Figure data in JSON
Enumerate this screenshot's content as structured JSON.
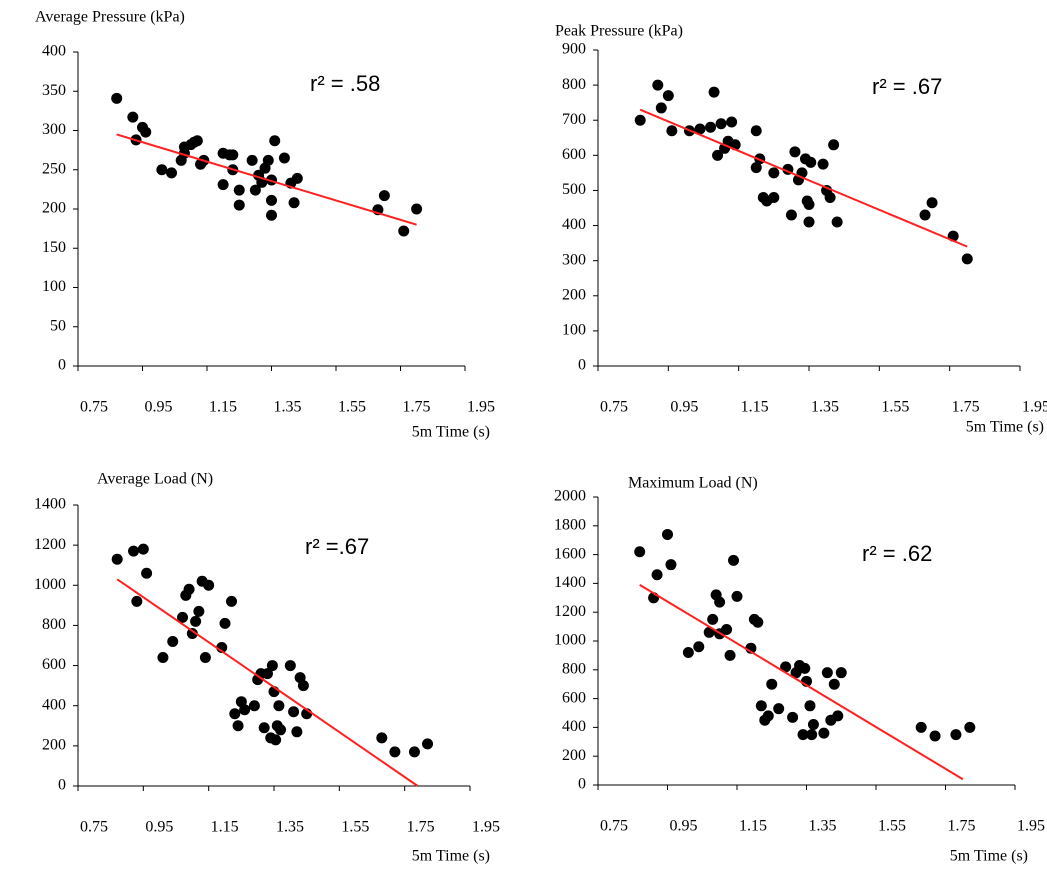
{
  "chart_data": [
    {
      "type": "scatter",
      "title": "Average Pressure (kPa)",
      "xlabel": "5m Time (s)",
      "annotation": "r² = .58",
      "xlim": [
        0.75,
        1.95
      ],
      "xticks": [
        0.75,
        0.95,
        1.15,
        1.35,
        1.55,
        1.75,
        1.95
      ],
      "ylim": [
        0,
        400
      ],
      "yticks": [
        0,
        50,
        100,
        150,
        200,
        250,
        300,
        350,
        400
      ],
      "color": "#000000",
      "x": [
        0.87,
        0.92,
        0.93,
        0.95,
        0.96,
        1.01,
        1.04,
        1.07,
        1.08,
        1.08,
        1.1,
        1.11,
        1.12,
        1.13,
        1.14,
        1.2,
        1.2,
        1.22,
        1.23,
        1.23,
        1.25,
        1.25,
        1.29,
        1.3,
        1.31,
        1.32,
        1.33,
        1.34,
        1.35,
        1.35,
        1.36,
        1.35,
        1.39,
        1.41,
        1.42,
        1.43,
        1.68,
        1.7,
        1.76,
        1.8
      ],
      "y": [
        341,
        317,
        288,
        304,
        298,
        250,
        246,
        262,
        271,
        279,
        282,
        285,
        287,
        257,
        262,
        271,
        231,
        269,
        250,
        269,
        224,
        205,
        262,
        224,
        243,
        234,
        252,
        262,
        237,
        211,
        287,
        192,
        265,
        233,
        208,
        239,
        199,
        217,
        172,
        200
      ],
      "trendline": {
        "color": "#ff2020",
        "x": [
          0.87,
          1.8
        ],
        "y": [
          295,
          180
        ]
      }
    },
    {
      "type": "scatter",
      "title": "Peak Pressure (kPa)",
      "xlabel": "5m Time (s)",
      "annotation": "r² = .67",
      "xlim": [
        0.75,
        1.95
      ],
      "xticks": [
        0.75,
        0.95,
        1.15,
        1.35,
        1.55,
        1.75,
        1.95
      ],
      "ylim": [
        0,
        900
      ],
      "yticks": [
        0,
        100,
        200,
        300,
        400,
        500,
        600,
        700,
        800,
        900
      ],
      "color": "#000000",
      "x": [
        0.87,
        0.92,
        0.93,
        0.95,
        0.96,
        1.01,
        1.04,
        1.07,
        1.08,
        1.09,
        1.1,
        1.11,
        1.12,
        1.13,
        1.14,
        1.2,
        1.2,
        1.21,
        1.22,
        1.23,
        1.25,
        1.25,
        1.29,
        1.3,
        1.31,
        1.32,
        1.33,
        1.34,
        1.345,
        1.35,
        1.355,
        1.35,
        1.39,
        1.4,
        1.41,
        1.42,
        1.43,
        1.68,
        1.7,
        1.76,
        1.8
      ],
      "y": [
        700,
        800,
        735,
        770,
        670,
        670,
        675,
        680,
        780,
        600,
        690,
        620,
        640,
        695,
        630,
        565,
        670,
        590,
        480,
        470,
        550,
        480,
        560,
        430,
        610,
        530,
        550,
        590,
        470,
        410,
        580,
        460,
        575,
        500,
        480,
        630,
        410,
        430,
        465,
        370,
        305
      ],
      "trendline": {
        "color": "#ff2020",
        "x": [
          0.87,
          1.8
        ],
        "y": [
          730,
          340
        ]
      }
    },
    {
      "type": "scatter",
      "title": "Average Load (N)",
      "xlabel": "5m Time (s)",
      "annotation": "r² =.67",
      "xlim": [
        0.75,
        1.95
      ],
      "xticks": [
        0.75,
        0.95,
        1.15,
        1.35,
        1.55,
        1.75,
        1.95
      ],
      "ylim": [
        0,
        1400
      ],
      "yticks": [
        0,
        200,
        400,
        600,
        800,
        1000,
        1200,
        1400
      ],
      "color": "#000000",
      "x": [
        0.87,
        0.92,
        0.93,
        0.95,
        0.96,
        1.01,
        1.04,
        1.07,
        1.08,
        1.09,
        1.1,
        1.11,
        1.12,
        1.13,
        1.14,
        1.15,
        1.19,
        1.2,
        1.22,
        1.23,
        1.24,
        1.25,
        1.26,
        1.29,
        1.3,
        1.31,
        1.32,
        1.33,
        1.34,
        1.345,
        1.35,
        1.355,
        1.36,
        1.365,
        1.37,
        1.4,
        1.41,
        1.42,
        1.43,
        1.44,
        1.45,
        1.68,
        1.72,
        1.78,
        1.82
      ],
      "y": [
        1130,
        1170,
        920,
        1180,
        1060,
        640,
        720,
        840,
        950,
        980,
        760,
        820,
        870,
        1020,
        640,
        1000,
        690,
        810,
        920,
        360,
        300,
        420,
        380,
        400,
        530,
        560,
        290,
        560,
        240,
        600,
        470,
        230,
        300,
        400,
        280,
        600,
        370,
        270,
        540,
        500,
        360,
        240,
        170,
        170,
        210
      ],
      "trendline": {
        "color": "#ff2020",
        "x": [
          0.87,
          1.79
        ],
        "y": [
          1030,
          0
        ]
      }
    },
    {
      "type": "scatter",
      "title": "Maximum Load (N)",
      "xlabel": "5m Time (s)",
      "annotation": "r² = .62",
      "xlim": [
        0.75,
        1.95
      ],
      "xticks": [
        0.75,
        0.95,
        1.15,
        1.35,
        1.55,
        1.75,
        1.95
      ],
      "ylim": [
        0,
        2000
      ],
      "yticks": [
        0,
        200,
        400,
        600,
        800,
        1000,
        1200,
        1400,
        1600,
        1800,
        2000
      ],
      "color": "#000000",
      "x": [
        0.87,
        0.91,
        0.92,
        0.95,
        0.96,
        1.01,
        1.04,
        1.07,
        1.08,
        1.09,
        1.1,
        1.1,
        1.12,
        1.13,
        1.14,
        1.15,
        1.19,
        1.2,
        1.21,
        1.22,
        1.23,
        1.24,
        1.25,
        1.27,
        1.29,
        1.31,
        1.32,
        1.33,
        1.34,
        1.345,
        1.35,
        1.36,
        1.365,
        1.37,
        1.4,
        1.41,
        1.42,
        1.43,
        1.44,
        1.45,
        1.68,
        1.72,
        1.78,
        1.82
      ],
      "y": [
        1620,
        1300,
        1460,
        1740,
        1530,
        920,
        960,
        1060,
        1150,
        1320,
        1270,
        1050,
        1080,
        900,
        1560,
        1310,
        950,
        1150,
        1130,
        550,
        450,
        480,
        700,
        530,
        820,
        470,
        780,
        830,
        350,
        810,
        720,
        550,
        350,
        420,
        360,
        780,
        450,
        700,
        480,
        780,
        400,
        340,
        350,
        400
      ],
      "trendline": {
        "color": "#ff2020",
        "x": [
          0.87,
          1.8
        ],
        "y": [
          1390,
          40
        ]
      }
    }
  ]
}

==

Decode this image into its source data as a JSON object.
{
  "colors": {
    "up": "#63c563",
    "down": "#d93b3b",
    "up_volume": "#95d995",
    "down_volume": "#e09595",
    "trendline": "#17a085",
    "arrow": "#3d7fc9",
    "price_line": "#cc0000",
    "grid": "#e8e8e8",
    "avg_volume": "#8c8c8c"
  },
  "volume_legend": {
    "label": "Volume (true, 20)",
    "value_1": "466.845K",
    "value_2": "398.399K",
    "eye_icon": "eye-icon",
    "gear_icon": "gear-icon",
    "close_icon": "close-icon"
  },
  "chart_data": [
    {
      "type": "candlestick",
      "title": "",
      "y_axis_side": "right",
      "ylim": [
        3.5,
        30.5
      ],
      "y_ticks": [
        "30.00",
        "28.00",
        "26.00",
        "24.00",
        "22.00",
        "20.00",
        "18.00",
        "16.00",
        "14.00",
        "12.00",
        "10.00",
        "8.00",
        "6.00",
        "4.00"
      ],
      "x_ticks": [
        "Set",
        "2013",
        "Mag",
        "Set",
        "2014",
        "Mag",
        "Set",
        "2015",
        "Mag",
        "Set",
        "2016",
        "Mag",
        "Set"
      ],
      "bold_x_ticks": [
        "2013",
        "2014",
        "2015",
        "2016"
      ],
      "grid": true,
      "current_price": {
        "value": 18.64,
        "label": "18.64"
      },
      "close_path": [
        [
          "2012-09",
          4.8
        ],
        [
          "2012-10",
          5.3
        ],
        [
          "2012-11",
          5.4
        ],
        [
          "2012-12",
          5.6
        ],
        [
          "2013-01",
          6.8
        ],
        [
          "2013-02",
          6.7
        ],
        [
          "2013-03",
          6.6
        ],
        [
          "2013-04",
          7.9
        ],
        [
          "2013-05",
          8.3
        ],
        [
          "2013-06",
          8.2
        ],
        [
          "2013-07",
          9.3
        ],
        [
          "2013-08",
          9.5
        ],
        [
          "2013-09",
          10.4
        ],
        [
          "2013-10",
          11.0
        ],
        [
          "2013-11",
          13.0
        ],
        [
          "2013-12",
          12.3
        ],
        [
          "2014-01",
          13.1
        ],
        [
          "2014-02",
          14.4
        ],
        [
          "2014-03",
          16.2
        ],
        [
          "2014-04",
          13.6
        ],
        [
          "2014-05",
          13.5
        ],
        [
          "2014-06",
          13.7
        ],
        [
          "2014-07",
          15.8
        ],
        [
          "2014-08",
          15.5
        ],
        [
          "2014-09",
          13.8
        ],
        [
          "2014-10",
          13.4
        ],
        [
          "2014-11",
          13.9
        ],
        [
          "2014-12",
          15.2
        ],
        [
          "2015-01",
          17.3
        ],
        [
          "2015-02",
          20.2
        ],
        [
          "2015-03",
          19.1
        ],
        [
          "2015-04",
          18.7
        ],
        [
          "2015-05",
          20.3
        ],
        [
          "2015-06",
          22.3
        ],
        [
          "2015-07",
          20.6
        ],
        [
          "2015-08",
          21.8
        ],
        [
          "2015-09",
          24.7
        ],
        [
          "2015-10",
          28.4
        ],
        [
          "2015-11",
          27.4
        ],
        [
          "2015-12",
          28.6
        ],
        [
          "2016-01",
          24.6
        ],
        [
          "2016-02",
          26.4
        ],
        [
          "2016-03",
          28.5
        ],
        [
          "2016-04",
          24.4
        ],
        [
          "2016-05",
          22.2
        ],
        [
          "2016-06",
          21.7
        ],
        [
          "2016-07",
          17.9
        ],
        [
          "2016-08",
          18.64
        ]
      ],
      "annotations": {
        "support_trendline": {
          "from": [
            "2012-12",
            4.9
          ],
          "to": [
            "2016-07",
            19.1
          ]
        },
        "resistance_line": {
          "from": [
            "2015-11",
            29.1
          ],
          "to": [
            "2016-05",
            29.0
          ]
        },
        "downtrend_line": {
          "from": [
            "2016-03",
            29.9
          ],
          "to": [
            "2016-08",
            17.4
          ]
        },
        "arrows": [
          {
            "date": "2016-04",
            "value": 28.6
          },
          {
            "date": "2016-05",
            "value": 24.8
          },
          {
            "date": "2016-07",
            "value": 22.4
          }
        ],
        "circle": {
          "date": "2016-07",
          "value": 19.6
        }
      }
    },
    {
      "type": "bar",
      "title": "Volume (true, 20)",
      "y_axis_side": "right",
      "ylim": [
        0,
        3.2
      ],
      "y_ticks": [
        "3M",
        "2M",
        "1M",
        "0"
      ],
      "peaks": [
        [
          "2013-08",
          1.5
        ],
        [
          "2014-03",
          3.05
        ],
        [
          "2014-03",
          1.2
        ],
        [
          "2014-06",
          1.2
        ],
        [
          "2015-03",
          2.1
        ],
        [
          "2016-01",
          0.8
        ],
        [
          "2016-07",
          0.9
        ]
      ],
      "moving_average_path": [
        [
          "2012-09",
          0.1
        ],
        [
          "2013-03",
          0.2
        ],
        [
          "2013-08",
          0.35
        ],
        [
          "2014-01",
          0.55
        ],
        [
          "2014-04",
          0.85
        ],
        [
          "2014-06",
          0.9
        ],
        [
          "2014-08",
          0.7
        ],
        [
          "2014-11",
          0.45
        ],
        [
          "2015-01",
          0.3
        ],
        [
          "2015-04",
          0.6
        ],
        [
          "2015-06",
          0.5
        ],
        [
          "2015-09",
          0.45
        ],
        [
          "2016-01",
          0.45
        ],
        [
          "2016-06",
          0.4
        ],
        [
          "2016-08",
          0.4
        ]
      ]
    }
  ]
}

**WORK TO DO**
Gather each line that holds "Load".

**CORRECT RESPONSE**
      "title": "Average Load (N)",
      "title": "Maximum Load (N)",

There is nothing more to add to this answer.